● WHAT IS NEEDED
Reproduce the records. Keep every word exact and include no images.

● ITEMS

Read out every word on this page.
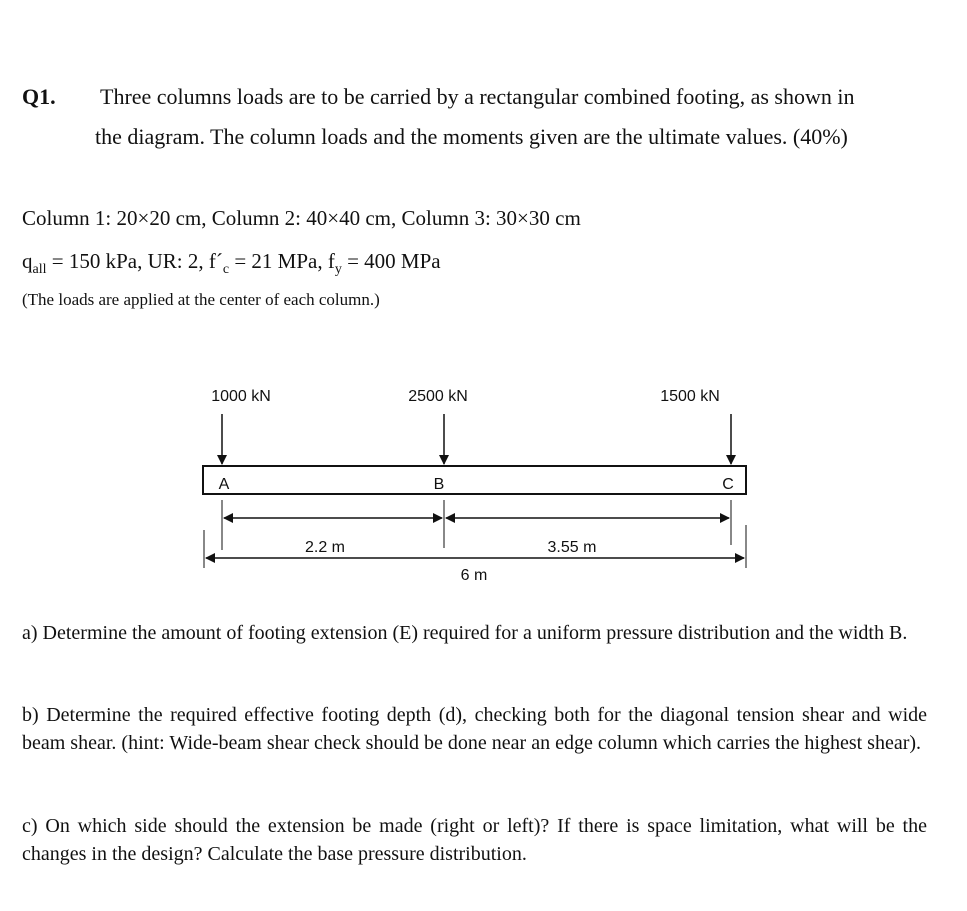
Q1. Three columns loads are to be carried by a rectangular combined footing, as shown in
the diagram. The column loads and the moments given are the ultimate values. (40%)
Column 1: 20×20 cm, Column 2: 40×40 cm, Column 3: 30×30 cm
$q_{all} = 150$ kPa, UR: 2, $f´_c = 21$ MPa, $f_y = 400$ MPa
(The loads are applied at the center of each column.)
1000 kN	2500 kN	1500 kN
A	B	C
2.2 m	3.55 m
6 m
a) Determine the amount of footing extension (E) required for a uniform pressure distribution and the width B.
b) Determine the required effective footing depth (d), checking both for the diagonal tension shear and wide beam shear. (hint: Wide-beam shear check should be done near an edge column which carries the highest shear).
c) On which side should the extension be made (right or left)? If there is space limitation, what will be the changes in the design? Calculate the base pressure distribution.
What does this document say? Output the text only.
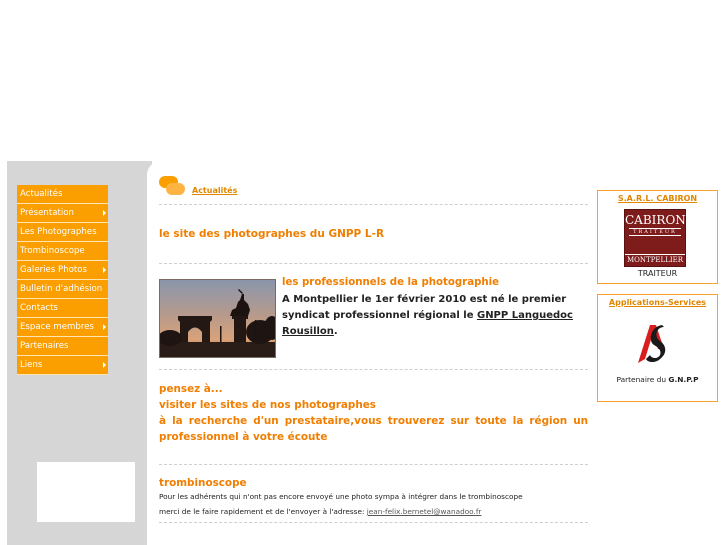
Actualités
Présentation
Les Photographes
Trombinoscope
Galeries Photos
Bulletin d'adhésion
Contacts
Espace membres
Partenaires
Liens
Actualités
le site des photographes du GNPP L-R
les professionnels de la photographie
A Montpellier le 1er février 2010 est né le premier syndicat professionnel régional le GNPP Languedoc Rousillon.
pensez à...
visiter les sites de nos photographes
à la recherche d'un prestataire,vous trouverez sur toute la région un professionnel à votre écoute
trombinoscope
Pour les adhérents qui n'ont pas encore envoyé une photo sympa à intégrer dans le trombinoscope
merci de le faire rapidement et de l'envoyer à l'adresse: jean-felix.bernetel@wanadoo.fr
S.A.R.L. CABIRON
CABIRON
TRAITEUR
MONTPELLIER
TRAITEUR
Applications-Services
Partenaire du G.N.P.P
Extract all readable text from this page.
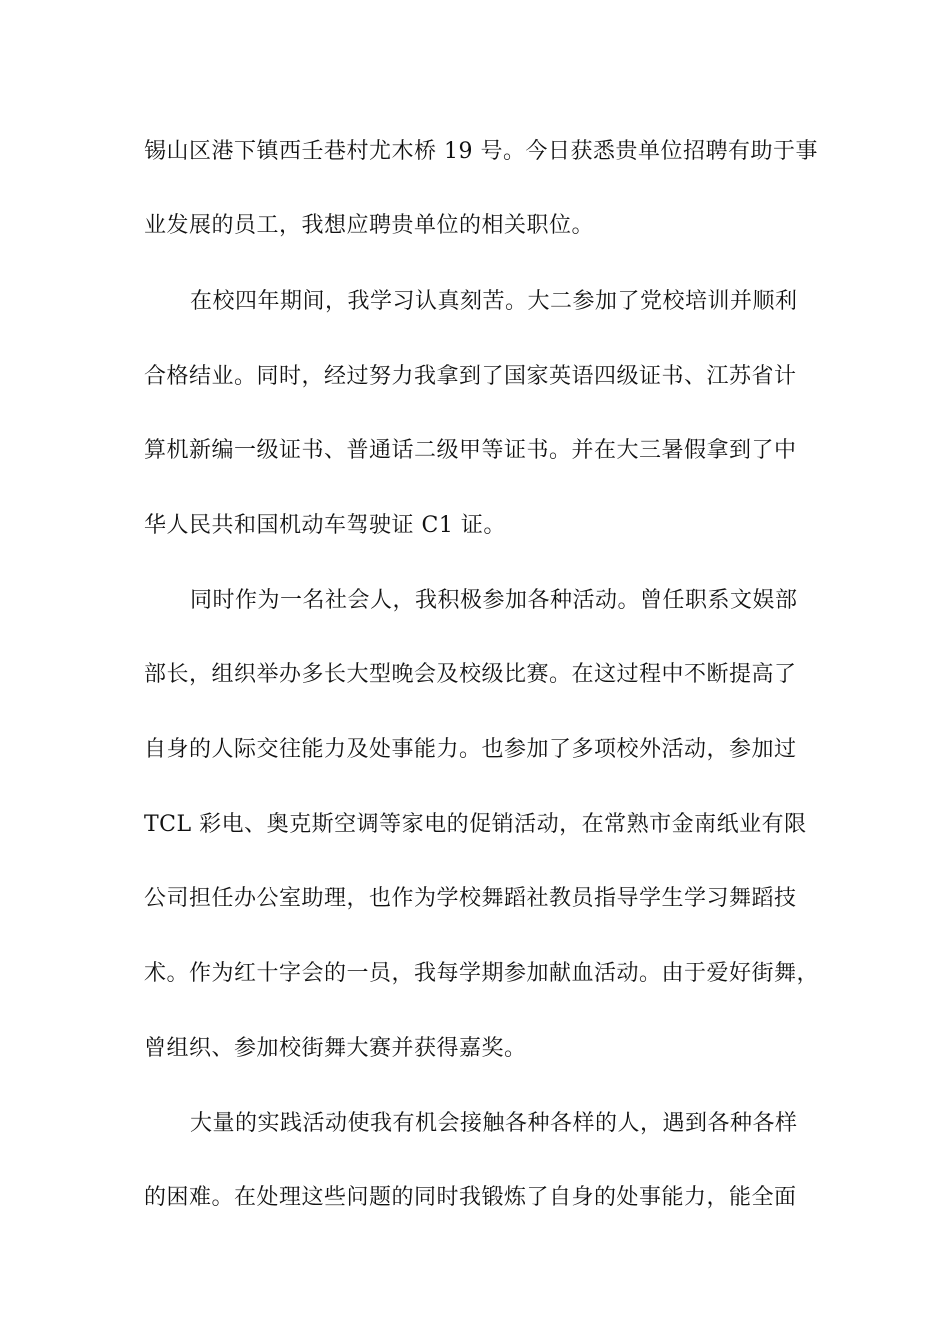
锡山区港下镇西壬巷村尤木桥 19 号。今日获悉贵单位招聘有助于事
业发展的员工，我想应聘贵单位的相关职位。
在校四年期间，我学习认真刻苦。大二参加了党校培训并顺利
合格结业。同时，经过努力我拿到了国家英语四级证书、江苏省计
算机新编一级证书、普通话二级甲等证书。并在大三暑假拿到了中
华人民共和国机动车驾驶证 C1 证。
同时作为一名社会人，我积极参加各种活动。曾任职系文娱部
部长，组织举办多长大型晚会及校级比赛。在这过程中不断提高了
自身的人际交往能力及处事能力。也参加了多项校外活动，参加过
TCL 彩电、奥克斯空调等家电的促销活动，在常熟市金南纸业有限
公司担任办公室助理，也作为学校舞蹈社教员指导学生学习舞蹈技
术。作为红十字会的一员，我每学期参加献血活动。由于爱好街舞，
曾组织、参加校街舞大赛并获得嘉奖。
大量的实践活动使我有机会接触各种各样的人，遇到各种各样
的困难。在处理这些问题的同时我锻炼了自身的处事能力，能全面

● EXERCISE RESULT
Read out every word on this page.
Q1. Three columns loads are to be carried by a rectangular combined footing, as shown in
the diagram. The column loads and the moments given are the ultimate values. (40%)
Column 1: 20×20 cm, Column 2: 40×40 cm, Column 3: 30×30 cm
$q_{all} = 150$ kPa, UR: 2, $f´_c = 21$ MPa, $f_y = 400$ MPa
(The loads are applied at the center of each column.)
1000 kN	2500 kN	1500 kN
A	B	C
2.2 m	3.55 m
6 m
a) Determine the amount of footing extension (E) required for a uniform pressure distribution and the width B.
b) Determine the required effective footing depth (d), checking both for the diagonal tension shear and wide beam shear. (hint: Wide-beam shear check should be done near an edge column which carries the highest shear).
c) On which side should the extension be made (right or left)? If there is space limitation, what will be the changes in the design? Calculate the base pressure distribution.
What does this document say? Output the text only.
Actualités
Présentation
Les Photographes
Trombinoscope
Galeries Photos
Bulletin d'adhésion
Contacts
Espace membres
Partenaires
Liens
Actualités
le site des photographes du GNPP L-R
les professionnels de la photographie
A Montpellier le 1er février 2010 est né le premier syndicat professionnel régional le GNPP Languedoc Rousillon.
pensez à...
visiter les sites de nos photographes
à la recherche d'un prestataire,vous trouverez sur toute la région un professionnel à votre écoute
trombinoscope
Pour les adhérents qui n'ont pas encore envoyé une photo sympa à intégrer dans le trombinoscope
merci de le faire rapidement et de l'envoyer à l'adresse: jean-felix.bernetel@wanadoo.fr
S.A.R.L. CABIRON
CABIRON
TRAITEUR
MONTPELLIER
TRAITEUR
Applications-Services
Partenaire du G.N.P.P
Extract all readable text from this page.
锡山区港下镇西壬巷村尤木桥 19 号。今日获悉贵单位招聘有助于事
业发展的员工，我想应聘贵单位的相关职位。
在校四年期间，我学习认真刻苦。大二参加了党校培训并顺利
合格结业。同时，经过努力我拿到了国家英语四级证书、江苏省计
算机新编一级证书、普通话二级甲等证书。并在大三暑假拿到了中
华人民共和国机动车驾驶证 C1 证。
同时作为一名社会人，我积极参加各种活动。曾任职系文娱部
部长，组织举办多长大型晚会及校级比赛。在这过程中不断提高了
自身的人际交往能力及处事能力。也参加了多项校外活动，参加过
TCL 彩电、奥克斯空调等家电的促销活动，在常熟市金南纸业有限
公司担任办公室助理，也作为学校舞蹈社教员指导学生学习舞蹈技
术。作为红十字会的一员，我每学期参加献血活动。由于爱好街舞，
曾组织、参加校街舞大赛并获得嘉奖。
大量的实践活动使我有机会接触各种各样的人，遇到各种各样
的困难。在处理这些问题的同时我锻炼了自身的处事能力，能全面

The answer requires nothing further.